---------- EXTRACTED DATA

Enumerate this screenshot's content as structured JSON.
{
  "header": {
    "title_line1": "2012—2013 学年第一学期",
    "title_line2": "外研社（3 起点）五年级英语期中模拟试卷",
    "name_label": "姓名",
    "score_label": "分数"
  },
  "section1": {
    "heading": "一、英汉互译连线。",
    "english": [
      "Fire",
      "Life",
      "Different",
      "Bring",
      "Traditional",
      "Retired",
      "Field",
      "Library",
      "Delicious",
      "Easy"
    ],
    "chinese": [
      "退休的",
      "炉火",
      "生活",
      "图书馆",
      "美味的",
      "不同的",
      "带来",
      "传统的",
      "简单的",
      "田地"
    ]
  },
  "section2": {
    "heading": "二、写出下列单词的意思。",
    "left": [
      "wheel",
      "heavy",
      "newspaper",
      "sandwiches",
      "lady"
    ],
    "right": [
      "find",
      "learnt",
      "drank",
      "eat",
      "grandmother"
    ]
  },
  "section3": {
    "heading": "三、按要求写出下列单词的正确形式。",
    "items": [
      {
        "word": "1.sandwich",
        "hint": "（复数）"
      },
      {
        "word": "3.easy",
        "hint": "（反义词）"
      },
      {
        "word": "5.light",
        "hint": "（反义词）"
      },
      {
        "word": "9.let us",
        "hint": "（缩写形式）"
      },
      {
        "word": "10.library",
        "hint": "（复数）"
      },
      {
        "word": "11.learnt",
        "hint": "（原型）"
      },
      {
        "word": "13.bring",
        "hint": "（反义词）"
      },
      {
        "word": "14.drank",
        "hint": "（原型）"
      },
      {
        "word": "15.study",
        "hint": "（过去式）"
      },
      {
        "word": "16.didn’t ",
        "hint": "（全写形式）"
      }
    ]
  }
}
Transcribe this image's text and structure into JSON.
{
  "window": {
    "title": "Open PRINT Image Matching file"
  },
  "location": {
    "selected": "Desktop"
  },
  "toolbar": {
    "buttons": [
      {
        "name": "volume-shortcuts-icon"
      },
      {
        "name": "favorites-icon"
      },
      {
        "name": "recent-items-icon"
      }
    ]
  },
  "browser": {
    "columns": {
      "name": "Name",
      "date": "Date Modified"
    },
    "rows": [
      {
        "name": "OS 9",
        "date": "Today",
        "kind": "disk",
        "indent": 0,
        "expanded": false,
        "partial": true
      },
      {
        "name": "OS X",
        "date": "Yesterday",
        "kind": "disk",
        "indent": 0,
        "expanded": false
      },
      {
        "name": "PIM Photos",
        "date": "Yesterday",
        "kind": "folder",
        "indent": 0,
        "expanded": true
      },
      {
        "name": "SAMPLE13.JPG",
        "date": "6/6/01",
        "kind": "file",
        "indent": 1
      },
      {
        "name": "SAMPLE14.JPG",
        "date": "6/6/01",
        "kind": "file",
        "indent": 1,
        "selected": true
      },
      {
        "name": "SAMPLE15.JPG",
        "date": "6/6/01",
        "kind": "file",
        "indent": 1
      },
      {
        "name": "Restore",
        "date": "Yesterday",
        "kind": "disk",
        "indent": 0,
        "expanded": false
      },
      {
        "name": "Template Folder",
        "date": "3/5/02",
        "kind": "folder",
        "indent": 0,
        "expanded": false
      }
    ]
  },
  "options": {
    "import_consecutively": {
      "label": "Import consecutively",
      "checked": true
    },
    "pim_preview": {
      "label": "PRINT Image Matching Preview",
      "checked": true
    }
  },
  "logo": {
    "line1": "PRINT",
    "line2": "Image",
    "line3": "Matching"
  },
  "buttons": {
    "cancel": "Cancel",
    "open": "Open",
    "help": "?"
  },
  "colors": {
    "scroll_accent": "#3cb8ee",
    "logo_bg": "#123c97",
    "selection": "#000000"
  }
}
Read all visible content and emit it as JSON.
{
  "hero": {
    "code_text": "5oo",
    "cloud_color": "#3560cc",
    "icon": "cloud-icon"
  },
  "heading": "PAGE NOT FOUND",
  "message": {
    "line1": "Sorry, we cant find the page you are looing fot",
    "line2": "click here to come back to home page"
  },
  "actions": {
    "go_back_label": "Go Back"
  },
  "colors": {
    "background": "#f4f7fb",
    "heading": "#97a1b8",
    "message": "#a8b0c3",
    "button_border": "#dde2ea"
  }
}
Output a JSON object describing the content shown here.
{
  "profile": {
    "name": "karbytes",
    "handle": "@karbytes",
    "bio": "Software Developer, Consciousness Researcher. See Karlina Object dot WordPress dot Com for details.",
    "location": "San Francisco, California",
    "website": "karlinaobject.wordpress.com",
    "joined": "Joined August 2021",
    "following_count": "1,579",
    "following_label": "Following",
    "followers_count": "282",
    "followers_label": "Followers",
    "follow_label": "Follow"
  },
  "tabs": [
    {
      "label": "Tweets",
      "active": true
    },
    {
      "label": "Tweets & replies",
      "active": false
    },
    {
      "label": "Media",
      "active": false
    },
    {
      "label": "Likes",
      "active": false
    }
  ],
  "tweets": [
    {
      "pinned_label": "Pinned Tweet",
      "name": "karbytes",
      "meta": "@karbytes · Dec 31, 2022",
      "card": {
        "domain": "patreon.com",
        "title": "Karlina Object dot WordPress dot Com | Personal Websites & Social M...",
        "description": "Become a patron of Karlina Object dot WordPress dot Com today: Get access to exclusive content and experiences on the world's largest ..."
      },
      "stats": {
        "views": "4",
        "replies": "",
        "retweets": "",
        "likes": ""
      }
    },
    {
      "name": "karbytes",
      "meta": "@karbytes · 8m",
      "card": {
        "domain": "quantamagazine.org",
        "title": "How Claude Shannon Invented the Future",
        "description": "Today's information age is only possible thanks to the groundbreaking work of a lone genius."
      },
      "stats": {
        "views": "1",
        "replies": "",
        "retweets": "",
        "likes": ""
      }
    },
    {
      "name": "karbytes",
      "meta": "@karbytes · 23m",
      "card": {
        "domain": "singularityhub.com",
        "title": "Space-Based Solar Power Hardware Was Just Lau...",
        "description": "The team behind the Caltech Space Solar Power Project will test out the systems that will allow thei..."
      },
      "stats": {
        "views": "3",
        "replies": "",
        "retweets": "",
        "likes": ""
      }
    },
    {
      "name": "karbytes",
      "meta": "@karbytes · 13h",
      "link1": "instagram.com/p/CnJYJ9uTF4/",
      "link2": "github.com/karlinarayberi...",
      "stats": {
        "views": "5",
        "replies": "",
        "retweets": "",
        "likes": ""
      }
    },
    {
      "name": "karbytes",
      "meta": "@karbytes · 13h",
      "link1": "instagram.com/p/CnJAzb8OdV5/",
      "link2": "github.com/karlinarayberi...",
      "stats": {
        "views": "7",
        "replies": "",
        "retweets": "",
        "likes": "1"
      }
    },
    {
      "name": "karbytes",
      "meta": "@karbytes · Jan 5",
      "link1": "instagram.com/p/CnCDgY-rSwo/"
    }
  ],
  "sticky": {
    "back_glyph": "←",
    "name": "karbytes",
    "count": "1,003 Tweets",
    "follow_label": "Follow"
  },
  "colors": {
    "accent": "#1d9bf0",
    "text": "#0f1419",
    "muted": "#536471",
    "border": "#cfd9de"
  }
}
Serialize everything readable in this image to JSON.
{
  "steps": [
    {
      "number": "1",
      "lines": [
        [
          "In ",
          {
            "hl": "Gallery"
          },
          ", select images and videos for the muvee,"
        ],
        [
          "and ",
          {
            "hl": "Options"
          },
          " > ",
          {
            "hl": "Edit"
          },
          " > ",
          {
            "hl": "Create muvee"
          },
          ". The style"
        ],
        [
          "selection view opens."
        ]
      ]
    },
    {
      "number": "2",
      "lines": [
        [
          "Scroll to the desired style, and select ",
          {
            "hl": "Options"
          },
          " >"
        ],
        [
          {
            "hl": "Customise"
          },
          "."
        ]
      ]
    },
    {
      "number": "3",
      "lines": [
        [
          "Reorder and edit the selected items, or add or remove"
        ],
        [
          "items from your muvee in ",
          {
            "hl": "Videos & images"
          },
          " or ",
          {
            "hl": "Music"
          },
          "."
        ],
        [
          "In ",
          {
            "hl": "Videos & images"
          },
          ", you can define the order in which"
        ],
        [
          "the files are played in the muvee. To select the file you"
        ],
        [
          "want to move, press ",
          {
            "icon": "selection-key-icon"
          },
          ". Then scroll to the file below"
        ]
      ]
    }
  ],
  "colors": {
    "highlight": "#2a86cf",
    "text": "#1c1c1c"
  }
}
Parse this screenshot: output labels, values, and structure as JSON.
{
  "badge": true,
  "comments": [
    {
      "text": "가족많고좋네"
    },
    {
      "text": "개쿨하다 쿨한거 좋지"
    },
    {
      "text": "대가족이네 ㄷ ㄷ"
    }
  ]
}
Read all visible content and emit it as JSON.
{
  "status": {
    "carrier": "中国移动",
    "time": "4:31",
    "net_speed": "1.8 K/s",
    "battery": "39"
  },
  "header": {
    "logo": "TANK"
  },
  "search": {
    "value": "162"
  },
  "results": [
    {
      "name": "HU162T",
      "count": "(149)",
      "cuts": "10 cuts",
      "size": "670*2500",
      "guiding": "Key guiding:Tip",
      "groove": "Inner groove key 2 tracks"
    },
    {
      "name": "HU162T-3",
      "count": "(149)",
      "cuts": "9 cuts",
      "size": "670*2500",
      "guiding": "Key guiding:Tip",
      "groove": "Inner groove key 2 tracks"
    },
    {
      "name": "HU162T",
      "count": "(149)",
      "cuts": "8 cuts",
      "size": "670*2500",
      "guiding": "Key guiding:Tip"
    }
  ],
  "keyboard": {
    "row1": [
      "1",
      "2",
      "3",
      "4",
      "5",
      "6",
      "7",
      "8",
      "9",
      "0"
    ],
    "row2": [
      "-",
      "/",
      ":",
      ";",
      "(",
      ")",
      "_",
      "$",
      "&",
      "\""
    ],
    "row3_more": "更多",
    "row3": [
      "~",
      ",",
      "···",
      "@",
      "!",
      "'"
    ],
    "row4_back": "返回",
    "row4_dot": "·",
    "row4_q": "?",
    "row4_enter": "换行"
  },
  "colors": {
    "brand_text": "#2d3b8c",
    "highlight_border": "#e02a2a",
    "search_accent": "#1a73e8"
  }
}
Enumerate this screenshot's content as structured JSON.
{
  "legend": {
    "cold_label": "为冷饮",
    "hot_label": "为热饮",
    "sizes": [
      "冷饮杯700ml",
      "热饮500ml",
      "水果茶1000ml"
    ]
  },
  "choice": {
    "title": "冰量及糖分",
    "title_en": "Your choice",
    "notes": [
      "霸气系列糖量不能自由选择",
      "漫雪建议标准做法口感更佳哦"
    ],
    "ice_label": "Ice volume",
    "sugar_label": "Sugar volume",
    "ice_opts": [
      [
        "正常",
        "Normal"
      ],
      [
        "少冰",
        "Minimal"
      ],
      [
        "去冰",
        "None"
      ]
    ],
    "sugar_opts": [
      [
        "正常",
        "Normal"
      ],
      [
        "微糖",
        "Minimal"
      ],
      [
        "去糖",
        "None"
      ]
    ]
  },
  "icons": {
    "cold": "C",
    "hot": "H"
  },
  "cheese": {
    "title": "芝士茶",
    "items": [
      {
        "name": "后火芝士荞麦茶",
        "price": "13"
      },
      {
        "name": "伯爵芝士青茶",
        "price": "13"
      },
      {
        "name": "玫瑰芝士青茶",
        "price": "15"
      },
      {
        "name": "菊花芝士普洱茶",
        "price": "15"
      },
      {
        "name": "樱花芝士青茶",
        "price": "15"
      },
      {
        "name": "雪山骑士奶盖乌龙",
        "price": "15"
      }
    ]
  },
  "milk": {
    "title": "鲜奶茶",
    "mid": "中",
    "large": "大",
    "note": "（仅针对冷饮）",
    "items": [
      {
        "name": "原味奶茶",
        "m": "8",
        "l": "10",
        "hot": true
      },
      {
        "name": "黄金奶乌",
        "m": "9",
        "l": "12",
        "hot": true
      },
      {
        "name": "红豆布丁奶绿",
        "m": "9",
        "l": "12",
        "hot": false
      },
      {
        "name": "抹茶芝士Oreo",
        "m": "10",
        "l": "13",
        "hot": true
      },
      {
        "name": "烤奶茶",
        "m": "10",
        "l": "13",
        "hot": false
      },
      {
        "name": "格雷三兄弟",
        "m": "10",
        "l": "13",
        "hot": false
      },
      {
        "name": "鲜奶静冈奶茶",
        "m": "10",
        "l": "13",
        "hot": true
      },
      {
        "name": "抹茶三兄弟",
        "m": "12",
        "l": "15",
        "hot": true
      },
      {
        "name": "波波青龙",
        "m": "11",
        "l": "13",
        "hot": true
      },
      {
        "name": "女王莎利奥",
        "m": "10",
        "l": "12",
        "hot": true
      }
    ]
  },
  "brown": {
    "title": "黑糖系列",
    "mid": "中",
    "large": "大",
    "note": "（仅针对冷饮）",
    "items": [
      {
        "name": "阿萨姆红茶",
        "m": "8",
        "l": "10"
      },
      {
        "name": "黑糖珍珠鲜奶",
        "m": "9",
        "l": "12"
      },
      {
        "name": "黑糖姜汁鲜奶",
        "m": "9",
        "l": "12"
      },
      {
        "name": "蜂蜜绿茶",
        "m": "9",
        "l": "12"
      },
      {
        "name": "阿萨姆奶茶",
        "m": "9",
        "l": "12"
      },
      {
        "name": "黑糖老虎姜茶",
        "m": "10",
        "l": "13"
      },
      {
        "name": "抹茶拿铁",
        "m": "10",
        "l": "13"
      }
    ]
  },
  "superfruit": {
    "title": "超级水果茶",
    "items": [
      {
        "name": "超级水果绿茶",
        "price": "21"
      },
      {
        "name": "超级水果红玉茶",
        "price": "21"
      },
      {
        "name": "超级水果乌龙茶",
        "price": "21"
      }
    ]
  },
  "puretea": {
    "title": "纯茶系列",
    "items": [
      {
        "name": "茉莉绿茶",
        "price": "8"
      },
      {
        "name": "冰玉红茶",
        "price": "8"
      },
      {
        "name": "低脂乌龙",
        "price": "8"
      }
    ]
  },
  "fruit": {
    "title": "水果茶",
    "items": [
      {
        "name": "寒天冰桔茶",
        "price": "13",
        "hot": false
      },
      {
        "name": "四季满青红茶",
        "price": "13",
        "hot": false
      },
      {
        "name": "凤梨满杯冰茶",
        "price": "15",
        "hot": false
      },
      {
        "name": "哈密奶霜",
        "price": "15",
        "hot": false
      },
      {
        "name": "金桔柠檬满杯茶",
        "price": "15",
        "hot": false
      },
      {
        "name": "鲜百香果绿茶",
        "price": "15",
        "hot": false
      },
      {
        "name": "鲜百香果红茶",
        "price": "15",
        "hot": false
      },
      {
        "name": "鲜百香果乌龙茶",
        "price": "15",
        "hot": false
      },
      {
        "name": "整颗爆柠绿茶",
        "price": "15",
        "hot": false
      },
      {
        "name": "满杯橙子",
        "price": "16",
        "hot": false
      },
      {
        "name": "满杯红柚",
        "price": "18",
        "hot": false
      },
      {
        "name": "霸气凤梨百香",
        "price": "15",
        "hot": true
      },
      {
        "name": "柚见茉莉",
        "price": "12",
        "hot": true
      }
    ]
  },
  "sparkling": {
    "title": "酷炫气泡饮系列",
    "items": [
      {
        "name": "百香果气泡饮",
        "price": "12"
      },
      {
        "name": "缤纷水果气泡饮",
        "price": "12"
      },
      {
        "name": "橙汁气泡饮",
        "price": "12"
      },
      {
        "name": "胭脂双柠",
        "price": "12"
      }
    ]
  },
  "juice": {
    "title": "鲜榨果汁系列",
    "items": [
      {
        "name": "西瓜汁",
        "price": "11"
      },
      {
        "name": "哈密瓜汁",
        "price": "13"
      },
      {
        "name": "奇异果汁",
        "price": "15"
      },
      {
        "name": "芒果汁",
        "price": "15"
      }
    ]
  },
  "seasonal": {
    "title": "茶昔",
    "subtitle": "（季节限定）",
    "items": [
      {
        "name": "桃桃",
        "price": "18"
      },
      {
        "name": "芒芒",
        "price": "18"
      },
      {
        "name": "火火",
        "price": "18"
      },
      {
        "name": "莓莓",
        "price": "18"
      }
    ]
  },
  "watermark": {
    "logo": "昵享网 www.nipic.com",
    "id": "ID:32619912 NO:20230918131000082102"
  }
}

--------------------

== YOUR INSTRUCTIONS ==
Write out every line of the listing that holds the word "find".

== RESULT OF THE EXERCISE ==
      "find",
    "line1": "Sorry, we cant find the page you are looing fot",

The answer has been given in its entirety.